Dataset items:
○ ○ ○

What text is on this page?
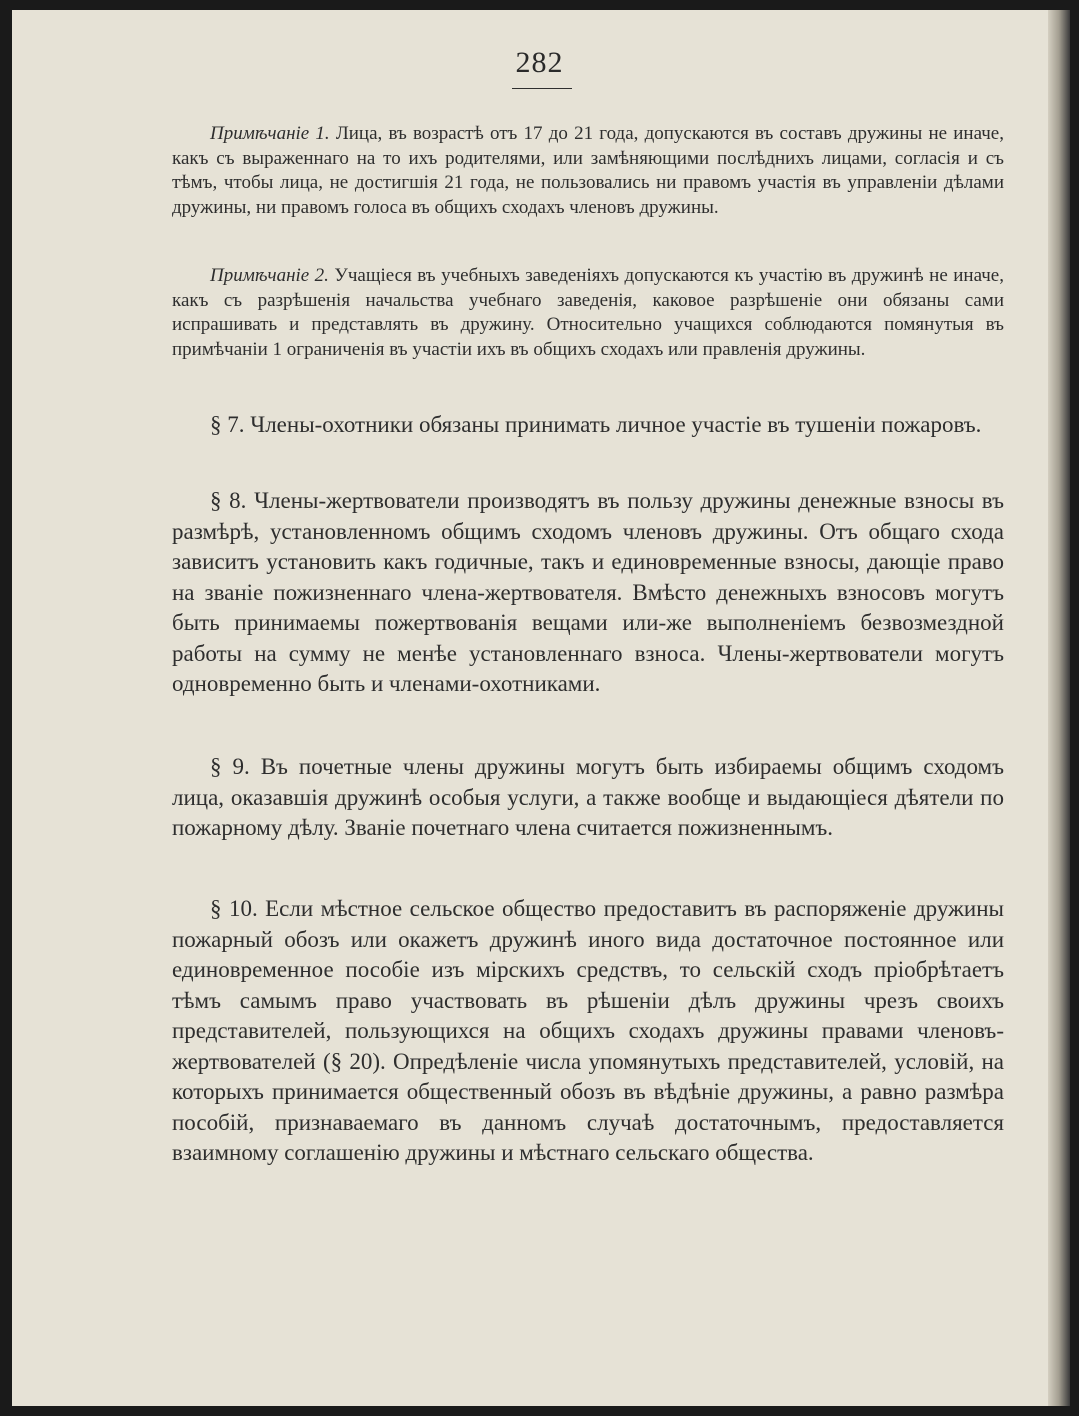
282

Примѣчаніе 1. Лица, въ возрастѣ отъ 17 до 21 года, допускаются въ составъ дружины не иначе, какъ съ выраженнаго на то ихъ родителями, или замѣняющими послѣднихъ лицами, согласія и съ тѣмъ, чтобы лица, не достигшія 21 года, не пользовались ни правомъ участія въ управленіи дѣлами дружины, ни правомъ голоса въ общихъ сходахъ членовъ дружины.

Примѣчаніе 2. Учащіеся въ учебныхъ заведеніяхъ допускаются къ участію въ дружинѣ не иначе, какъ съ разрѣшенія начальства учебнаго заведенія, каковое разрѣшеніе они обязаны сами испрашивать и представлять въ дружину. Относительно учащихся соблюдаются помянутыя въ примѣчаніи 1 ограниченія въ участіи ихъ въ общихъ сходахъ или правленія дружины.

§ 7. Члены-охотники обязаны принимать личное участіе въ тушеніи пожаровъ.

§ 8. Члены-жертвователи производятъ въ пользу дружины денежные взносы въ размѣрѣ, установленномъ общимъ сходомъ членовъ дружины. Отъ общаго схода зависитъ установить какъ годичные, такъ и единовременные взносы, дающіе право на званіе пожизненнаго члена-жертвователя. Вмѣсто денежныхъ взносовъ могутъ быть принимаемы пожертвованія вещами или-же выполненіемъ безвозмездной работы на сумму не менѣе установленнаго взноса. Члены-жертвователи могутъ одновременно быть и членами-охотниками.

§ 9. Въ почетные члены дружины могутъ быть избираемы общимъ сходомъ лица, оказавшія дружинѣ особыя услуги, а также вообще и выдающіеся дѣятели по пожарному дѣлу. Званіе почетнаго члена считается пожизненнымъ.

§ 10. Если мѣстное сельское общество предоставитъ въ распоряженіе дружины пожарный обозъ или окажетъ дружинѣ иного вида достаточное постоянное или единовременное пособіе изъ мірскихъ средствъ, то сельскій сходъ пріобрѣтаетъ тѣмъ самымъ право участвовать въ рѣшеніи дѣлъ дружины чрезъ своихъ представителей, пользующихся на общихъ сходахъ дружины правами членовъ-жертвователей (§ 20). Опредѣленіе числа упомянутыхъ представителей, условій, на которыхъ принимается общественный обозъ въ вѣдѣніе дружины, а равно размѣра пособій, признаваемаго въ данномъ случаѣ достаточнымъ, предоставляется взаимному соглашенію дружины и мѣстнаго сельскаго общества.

○ ○ ○

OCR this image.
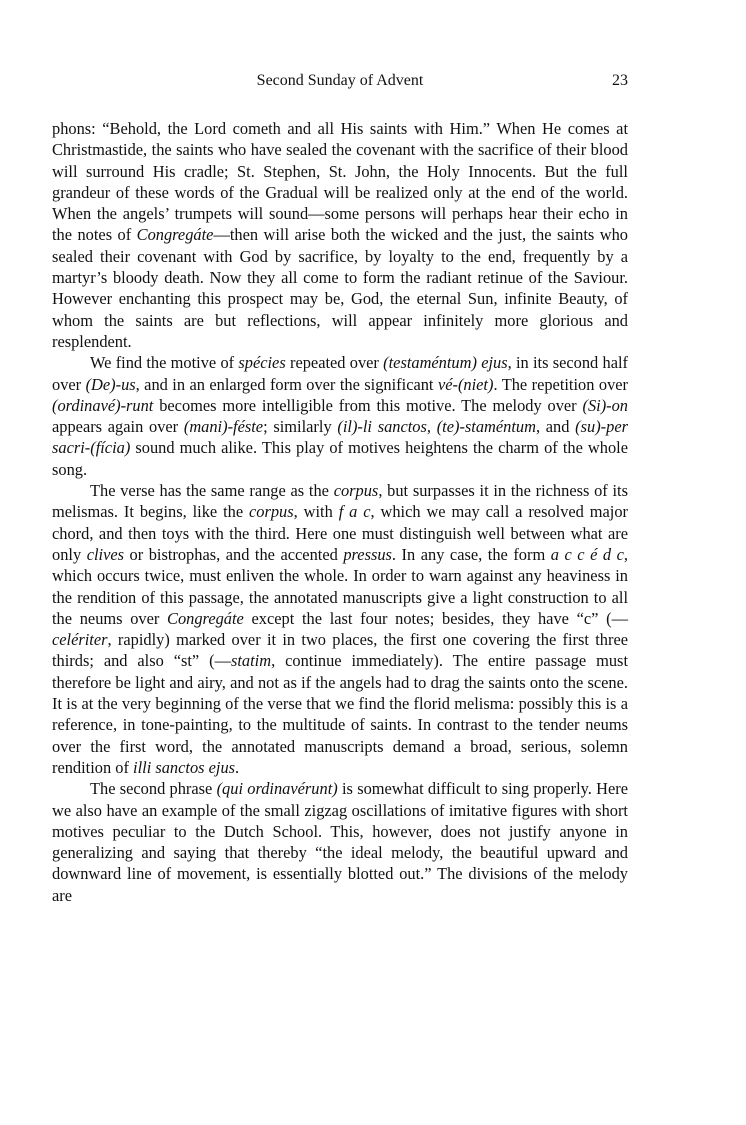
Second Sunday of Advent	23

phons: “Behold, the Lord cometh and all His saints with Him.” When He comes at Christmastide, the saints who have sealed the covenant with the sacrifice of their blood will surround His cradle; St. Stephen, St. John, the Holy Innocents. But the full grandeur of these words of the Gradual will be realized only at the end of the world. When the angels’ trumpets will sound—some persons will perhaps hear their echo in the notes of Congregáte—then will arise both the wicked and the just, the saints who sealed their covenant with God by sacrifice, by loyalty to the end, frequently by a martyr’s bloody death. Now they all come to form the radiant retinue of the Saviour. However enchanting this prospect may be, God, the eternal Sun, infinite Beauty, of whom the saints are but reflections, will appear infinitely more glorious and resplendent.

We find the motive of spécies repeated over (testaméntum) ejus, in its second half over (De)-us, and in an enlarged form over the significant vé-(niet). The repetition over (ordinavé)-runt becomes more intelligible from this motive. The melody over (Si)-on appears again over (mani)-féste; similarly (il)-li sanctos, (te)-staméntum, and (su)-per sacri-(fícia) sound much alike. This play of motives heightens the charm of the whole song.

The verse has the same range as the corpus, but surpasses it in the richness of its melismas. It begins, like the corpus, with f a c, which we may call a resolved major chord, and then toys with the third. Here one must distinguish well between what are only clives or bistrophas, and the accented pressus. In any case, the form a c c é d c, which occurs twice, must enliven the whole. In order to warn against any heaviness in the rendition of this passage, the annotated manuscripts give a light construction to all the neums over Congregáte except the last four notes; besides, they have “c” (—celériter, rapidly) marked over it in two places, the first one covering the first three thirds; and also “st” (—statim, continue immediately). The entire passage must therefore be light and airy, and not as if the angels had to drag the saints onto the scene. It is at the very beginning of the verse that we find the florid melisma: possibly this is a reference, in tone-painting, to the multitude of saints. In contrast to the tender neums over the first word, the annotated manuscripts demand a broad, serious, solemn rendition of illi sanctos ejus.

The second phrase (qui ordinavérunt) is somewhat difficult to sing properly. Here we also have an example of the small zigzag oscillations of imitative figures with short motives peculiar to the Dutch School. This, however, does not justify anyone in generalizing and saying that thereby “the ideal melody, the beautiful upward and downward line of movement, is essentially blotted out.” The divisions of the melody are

○ ○ ○

__GOAL__
Show every line from the listing above in which the string "обязаны" appears.

__REPLY__
Примѣчаніе 2. Учащіеся въ учебныхъ заведеніяхъ допускаются къ участію въ дружинѣ не иначе, какъ съ разрѣшенія начальства учебнаго заведенія, каковое разрѣшеніе они обязаны сами испрашивать и представлять въ дружину. Относительно учащихся соблюдаются помянутыя въ примѣчаніи 1 ограниченія въ участіи ихъ въ общихъ сходахъ или правленія дружины.
§ 7. Члены-охотники обязаны принимать личное участіе въ тушеніи пожаровъ.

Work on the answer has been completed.